▶ _Exercise_
Whenever a line in the data holds the string "oats", copy that line.

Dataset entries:

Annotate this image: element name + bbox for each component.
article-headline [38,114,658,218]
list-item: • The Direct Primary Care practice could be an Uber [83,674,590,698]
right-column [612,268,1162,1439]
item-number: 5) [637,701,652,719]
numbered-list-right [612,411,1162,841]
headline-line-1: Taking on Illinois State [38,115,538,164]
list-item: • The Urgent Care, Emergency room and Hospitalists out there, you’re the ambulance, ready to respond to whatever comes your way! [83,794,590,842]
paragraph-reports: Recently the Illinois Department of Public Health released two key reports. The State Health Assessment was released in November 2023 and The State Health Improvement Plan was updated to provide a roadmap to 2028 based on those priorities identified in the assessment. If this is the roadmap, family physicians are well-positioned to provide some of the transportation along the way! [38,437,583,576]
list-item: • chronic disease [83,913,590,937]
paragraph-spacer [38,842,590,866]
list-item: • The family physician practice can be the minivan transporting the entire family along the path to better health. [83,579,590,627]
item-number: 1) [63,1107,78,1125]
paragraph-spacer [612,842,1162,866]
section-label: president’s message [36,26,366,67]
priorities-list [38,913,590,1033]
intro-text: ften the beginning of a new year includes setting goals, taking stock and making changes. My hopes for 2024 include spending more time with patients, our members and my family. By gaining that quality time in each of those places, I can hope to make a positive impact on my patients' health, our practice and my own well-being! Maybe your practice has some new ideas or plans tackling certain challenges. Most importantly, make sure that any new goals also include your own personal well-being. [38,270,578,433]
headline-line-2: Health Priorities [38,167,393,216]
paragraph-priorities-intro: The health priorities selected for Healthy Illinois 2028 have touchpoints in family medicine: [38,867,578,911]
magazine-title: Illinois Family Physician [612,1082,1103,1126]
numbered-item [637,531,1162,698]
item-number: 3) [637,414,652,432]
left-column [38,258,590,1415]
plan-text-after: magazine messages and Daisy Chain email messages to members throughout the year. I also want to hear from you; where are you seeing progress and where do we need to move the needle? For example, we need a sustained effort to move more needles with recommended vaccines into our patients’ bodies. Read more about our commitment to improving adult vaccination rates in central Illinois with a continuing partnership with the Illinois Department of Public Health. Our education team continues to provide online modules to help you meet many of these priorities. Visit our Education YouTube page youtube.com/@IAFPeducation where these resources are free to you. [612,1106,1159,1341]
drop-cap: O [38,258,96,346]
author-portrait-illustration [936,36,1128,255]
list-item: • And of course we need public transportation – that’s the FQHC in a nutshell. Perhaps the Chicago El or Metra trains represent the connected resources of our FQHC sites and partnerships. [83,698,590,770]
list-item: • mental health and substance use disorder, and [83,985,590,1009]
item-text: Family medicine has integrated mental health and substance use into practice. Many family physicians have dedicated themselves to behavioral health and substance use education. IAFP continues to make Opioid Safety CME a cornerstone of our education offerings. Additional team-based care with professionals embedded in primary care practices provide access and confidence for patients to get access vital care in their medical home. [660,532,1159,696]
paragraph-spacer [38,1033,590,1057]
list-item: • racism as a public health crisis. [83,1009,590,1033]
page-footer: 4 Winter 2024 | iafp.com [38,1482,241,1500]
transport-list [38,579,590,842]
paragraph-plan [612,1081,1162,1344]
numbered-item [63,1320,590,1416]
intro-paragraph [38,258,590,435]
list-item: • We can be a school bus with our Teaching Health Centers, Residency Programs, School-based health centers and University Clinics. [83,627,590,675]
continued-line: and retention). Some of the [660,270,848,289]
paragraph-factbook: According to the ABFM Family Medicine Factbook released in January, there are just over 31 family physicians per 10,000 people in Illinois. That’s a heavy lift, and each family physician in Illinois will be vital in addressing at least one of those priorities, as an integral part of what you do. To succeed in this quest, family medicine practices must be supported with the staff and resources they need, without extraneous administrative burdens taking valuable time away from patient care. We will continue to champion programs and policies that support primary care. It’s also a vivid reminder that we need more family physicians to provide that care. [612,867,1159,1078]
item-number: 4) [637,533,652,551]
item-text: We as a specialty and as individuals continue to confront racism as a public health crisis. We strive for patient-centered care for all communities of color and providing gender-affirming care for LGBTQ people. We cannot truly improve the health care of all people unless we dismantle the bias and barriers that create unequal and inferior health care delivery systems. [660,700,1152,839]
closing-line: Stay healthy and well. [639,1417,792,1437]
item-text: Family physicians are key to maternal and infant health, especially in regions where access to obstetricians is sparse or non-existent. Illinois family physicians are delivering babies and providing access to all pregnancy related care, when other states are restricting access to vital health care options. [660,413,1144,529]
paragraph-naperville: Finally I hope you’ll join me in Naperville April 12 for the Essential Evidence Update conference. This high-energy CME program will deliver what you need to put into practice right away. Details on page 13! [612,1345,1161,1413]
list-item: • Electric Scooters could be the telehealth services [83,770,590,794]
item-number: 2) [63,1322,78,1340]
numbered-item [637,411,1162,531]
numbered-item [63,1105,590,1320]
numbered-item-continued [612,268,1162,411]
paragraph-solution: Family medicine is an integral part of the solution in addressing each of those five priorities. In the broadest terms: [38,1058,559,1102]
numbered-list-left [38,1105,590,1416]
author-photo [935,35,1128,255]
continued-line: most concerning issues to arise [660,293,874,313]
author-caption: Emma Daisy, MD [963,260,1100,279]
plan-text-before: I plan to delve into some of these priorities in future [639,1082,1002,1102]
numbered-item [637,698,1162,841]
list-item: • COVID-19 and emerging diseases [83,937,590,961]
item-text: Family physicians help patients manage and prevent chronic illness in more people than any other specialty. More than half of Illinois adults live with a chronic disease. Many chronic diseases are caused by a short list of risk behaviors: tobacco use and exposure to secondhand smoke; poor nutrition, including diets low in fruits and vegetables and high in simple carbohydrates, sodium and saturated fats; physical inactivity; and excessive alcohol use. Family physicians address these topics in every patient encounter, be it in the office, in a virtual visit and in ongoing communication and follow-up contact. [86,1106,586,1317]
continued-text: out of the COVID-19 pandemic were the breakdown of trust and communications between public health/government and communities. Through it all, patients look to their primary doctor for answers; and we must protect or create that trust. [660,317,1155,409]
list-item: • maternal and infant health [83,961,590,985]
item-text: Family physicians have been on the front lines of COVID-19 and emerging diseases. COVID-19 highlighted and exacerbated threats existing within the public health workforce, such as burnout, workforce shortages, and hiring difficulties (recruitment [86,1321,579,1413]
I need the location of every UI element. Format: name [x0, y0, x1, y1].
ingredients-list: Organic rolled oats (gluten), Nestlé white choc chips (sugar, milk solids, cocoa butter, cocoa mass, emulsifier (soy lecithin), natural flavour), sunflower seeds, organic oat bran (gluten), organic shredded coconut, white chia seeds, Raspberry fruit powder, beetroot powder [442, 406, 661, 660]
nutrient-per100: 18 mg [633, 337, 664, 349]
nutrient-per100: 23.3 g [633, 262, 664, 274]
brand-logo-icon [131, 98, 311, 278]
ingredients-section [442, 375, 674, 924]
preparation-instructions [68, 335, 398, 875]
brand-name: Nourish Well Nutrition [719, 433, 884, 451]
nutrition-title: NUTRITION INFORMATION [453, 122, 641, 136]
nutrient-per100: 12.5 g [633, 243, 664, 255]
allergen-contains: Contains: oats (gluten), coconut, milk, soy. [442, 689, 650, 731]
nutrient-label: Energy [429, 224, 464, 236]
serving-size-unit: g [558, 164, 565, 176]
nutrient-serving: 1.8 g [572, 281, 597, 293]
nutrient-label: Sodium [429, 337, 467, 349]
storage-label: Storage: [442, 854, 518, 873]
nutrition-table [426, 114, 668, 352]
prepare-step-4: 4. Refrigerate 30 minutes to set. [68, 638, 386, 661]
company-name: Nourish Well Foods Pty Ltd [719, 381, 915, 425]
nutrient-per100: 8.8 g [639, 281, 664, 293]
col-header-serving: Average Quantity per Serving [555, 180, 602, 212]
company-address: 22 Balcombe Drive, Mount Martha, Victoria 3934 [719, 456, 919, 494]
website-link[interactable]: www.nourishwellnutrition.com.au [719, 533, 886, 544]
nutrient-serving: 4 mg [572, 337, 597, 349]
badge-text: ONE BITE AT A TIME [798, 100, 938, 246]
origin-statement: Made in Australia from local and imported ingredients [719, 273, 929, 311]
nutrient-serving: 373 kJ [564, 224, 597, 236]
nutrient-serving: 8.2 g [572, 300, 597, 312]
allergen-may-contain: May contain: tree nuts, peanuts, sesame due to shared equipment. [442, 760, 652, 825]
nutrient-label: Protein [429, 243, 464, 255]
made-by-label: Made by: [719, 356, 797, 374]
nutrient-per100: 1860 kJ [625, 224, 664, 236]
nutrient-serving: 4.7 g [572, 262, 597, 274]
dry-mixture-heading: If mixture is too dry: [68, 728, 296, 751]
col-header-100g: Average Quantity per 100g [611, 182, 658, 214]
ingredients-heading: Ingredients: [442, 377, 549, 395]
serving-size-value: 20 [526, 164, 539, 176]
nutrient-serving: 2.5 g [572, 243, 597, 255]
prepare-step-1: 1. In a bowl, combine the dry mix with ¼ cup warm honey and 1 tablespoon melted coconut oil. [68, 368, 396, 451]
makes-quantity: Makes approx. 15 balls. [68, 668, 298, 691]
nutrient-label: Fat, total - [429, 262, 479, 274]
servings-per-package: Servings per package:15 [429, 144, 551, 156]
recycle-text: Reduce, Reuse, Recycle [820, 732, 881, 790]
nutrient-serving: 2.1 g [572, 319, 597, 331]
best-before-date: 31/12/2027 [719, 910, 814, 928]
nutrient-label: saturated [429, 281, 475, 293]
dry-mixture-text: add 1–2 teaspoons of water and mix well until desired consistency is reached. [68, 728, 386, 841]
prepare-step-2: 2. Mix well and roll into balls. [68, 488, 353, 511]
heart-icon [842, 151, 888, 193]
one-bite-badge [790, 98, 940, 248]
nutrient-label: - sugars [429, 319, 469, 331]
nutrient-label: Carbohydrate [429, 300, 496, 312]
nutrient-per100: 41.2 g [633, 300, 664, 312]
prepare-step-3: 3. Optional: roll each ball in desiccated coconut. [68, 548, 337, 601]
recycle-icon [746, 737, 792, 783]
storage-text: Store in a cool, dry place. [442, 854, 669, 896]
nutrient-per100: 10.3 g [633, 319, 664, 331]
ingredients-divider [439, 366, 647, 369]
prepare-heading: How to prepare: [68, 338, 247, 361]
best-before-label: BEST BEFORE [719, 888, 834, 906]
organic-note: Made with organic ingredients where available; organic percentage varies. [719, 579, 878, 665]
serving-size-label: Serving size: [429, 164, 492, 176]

▶ _Written solution_
ingredients-list: Organic rolled oats (gluten), Nestlé white choc chips (sugar, milk solids, cocoa butter, cocoa mass, emulsifier (soy lecithin), natural flavour), sunflower seeds, organic oat bran (gluten), organic shredded coconut, white chia seeds, Raspberry fruit powder, beetroot powder [442, 406, 661, 660]
allergen-contains: Contains: oats (gluten), coconut, milk, soy. [442, 689, 650, 731]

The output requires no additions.